## JOB
Give a verbatim quotation of every record.

[Dataset items]
:::::

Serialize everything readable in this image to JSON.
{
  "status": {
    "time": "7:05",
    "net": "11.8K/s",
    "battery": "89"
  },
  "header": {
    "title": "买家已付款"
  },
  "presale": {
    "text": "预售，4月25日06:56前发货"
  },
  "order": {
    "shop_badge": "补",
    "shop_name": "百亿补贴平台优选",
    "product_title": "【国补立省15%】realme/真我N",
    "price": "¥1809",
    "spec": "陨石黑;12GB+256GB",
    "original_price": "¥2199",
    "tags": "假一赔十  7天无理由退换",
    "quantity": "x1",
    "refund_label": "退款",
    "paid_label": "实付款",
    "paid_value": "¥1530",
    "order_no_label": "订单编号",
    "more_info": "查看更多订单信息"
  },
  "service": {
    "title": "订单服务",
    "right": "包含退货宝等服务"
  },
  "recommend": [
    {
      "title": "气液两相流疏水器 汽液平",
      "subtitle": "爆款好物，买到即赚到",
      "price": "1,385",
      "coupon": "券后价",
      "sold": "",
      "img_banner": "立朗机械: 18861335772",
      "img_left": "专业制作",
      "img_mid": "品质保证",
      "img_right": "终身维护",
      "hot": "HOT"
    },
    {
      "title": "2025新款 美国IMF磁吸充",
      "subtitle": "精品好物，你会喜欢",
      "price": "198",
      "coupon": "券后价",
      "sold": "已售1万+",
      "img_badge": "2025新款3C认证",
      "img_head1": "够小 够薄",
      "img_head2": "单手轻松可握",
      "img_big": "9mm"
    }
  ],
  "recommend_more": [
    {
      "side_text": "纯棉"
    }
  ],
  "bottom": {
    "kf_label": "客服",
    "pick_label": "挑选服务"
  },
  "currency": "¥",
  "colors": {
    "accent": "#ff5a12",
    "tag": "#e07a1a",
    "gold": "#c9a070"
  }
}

:::::

## CORRECT ANSWER
Serialize everything readable in this image to JSON.
{
  "status": {
    "time": "7:05",
    "net": "11.8K/s",
    "battery": "89"
  },
  "header": {
    "title": "买家已付款"
  },
  "presale": {
    "text": "预售，4月25日06:56前发货"
  },
  "order": {
    "shop_badge": "补",
    "shop_name": "百亿补贴平台优选",
    "product_title": "【国补立省15%】realme/真我N",
    "price": "¥1809",
    "spec": "陨石黑;12GB+256GB",
    "original_price": "¥2199",
    "tags": "假一赔十  7天无理由退换",
    "quantity": "x1",
    "refund_label": "退款",
    "paid_label": "实付款",
    "paid_value": "¥1530",
    "order_no_label": "订单编号",
    "more_info": "查看更多订单信息"
  },
  "service": {
    "title": "订单服务",
    "right": "包含退货宝等服务"
  },
  "recommend": [
    {
      "title": "气液两相流疏水器 汽液平",
      "subtitle": "爆款好物，买到即赚到",
      "price": "1,385",
      "coupon": "券后价",
      "sold": "",
      "img_banner": "立朗机械: 18861335772",
      "img_left": "专业制作",
      "img_mid": "品质保证",
      "img_right": "终身维护",
      "hot": "HOT"
    },
    {
      "title": "2025新款 美国IMF磁吸充",
      "subtitle": "精品好物，你会喜欢",
      "price": "198",
      "coupon": "券后价",
      "sold": "已售1万+",
      "img_badge": "2025新款3C认证",
      "img_head1": "够小 够薄",
      "img_head2": "单手轻松可握",
      "img_big": "9mm"
    }
  ],
  "recommend_more": [
    {
      "side_text": "纯棉"
    }
  ],
  "bottom": {
    "kf_label": "客服",
    "pick_label": "挑选服务"
  },
  "currency": "¥",
  "colors": {
    "accent": "#ff5a12",
    "tag": "#e07a1a",
    "gold": "#c9a070"
  }
}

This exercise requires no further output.